▶ [Exercise details] In the listing below, report how many lines include the string "with", giving only that number.
• • •
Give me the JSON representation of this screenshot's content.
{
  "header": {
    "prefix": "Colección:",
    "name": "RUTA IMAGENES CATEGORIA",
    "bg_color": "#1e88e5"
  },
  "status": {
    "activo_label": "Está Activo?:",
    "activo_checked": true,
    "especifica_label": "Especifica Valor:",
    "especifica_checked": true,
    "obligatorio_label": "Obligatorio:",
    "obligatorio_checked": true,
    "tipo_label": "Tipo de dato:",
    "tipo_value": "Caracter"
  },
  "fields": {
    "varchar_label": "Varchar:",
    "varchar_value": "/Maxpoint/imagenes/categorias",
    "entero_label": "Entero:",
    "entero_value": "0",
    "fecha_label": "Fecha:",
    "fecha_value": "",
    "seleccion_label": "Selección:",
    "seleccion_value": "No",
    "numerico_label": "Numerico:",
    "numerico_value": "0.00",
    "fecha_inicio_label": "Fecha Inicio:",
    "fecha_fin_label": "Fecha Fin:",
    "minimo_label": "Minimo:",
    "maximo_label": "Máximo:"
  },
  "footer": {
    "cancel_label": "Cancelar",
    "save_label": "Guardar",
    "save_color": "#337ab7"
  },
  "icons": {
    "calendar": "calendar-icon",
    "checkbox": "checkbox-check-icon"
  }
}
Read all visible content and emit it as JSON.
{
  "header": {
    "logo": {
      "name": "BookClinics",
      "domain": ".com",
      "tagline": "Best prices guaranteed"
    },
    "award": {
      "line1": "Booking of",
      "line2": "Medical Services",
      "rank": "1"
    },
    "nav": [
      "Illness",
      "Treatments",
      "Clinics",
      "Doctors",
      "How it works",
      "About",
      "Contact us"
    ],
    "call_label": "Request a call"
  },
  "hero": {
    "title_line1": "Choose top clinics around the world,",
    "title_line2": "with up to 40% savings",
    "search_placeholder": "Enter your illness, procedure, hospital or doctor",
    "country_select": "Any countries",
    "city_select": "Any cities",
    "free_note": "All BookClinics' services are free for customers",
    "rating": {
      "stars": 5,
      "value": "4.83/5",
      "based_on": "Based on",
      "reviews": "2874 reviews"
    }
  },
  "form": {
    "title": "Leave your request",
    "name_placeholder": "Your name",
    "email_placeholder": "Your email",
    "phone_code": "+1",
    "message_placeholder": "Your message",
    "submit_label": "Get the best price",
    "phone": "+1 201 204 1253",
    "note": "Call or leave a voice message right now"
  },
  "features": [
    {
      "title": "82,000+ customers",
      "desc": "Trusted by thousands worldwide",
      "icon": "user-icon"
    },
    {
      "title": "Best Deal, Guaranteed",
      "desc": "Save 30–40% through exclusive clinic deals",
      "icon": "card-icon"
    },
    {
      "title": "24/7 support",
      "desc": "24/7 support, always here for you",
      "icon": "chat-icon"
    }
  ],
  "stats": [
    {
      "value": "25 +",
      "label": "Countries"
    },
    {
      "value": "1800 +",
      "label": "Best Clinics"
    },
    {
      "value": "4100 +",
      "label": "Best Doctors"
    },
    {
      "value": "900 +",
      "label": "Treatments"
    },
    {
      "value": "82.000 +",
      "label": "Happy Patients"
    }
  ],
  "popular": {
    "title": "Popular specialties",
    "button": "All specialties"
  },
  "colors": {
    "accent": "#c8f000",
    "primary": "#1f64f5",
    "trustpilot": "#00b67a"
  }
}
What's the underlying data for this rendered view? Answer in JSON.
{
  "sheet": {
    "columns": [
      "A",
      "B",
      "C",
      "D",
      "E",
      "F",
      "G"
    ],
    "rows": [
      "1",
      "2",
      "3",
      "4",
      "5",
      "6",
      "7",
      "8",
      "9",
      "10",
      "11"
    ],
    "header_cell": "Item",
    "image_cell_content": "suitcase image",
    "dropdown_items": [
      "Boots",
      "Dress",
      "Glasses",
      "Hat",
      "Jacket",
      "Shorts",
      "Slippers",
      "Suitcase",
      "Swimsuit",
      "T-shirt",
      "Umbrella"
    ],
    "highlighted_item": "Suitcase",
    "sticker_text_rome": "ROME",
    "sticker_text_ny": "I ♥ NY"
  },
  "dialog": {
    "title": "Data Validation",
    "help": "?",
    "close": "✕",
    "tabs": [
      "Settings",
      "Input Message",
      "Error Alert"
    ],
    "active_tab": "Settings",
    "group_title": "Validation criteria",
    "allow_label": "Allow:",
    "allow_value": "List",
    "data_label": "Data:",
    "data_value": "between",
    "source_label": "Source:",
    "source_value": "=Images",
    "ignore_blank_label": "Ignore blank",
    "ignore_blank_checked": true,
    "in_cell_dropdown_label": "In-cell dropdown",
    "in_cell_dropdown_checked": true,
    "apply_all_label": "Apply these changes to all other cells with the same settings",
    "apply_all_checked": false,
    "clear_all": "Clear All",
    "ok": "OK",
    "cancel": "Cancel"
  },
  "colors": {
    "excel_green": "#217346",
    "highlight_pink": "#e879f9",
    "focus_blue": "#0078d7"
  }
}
• • •
▶ [Answer for the task] 2